● REQUEST: Search the material below for the string "values" and extract each line that has it.
━━━━━ AVAILABLE RECORDS
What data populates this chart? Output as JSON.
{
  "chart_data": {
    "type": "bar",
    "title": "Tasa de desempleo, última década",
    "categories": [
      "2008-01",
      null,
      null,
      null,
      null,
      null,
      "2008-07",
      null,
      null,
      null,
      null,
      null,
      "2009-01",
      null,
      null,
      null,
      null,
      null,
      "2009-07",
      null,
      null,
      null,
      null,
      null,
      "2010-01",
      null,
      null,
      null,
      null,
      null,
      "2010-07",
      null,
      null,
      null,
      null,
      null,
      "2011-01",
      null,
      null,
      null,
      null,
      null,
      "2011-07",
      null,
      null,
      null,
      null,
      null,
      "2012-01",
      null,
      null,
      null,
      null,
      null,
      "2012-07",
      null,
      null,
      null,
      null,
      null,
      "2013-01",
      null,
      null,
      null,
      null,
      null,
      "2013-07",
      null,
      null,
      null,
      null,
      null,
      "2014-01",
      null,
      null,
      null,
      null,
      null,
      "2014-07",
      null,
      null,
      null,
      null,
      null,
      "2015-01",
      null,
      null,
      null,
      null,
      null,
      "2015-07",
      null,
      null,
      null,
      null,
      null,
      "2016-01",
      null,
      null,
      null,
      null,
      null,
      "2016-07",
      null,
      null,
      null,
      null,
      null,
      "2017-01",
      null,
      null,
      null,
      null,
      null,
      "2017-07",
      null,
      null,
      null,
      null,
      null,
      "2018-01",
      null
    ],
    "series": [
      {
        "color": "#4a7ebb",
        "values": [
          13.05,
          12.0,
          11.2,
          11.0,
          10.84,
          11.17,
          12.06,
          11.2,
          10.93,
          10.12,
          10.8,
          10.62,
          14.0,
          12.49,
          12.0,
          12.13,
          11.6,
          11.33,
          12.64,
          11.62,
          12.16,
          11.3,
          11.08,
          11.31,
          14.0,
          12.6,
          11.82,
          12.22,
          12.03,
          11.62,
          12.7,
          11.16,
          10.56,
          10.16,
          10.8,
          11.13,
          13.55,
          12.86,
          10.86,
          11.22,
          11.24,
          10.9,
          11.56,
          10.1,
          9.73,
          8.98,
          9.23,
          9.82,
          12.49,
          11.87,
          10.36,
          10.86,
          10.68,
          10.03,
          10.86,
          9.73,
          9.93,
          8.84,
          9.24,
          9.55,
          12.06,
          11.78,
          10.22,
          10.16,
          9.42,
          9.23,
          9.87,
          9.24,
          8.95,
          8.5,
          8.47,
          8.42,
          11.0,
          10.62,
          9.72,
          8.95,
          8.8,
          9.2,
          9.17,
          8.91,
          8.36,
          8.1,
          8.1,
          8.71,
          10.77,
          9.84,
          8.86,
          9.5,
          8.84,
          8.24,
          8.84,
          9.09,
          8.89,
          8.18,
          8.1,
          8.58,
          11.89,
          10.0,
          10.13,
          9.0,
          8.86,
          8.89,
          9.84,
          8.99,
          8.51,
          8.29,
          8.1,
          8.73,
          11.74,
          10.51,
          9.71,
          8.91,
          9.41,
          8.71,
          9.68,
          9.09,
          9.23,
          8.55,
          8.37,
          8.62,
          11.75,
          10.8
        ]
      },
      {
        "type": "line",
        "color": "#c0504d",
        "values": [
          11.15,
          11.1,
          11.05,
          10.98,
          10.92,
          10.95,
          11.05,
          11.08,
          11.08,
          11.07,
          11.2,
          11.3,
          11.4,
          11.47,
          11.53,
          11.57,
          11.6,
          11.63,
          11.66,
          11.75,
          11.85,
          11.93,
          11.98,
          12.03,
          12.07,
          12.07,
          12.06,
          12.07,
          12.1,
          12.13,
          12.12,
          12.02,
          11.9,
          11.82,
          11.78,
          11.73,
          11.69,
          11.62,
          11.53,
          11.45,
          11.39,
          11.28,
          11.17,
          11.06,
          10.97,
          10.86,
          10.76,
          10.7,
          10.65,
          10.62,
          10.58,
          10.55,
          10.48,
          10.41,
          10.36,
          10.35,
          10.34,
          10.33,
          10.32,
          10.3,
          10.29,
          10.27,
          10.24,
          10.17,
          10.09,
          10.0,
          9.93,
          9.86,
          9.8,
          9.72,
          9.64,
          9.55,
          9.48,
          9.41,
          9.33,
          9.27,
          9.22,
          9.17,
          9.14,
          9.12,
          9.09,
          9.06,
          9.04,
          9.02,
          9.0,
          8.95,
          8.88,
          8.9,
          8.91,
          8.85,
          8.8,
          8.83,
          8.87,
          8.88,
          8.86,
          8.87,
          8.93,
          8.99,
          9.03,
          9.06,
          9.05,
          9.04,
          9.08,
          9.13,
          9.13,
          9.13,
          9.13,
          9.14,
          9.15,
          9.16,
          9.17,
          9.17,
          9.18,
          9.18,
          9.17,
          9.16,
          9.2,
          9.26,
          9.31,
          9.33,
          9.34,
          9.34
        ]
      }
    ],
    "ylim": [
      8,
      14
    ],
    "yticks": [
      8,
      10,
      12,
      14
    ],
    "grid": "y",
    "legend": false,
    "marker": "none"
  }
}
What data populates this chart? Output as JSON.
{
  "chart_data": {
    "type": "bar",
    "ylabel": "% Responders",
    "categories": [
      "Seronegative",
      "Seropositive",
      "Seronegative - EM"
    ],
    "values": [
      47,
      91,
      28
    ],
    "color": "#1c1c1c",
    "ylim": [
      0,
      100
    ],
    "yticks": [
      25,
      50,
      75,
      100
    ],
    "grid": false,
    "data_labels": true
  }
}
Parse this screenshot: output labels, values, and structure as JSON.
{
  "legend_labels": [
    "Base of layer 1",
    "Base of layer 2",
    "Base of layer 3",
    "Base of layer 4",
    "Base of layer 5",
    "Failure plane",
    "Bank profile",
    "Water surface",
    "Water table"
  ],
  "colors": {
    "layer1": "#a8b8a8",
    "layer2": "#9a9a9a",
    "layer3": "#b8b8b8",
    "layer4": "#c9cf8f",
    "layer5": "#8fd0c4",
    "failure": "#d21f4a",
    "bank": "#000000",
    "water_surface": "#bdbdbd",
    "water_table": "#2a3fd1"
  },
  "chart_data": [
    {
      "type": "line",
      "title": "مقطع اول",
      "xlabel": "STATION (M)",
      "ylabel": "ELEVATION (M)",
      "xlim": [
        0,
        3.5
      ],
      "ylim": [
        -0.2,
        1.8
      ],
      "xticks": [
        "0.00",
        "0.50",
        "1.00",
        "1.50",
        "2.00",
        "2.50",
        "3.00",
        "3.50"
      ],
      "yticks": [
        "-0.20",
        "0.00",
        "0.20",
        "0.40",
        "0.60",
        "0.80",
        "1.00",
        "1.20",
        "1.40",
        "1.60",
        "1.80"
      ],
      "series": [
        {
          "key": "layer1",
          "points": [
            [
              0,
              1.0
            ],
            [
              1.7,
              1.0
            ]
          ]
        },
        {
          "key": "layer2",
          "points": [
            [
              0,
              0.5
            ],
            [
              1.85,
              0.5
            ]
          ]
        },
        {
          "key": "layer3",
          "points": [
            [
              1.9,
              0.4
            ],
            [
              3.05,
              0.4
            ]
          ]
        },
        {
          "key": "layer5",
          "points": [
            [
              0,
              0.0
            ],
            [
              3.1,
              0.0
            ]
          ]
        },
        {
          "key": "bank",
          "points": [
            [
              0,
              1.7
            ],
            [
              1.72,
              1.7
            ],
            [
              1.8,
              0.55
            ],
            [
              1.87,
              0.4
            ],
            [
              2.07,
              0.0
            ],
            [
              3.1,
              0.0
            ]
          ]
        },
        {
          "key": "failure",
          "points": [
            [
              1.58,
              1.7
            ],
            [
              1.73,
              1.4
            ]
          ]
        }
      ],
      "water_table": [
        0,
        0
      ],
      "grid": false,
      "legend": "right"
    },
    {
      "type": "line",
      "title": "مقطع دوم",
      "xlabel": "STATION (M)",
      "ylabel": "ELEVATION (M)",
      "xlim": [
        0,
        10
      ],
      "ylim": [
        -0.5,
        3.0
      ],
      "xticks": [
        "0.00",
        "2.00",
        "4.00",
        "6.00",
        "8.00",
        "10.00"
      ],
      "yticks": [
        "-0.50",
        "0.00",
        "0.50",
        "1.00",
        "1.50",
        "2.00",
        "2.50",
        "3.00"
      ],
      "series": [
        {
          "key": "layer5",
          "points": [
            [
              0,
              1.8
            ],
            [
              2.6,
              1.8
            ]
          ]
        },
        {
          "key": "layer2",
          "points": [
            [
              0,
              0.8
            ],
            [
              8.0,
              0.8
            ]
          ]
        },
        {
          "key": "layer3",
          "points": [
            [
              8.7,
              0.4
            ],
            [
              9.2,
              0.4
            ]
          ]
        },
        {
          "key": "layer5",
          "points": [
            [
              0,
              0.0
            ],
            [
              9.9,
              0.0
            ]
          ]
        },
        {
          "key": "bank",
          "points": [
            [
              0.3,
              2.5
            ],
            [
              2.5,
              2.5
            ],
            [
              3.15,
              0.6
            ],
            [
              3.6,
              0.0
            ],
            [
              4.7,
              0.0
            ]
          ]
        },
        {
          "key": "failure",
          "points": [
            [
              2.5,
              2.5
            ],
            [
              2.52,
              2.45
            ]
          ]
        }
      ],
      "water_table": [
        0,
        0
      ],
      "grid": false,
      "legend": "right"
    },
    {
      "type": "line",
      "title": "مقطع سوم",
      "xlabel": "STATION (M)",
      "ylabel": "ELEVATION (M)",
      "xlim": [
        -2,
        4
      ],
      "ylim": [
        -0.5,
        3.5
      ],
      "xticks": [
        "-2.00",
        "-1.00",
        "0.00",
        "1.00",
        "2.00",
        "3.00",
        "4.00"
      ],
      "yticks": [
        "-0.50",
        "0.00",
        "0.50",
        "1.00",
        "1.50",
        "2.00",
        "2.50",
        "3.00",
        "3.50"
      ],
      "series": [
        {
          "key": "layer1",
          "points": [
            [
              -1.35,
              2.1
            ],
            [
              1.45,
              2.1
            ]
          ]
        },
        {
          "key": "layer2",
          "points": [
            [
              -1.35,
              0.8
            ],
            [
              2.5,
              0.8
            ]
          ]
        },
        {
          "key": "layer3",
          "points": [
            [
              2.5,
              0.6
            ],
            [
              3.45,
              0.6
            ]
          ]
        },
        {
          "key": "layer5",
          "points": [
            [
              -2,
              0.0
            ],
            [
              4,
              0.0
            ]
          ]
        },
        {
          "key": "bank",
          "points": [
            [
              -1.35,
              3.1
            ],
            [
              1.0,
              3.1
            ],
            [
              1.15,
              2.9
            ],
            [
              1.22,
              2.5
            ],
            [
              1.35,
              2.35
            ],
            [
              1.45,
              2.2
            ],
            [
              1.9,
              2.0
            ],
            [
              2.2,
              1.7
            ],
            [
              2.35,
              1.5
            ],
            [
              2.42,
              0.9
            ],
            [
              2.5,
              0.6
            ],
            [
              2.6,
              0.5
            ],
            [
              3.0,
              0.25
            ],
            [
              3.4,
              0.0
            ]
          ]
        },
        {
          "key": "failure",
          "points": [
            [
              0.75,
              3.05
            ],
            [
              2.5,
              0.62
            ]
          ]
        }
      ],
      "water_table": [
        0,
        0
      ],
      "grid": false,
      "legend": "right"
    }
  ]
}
━━━━━━━━━━
● SOLUTION FOR THIS EXERCISE:
        "values": [
        "values": [
    "values": [
Parse this screenshot: output labels, values, and structure as JSON.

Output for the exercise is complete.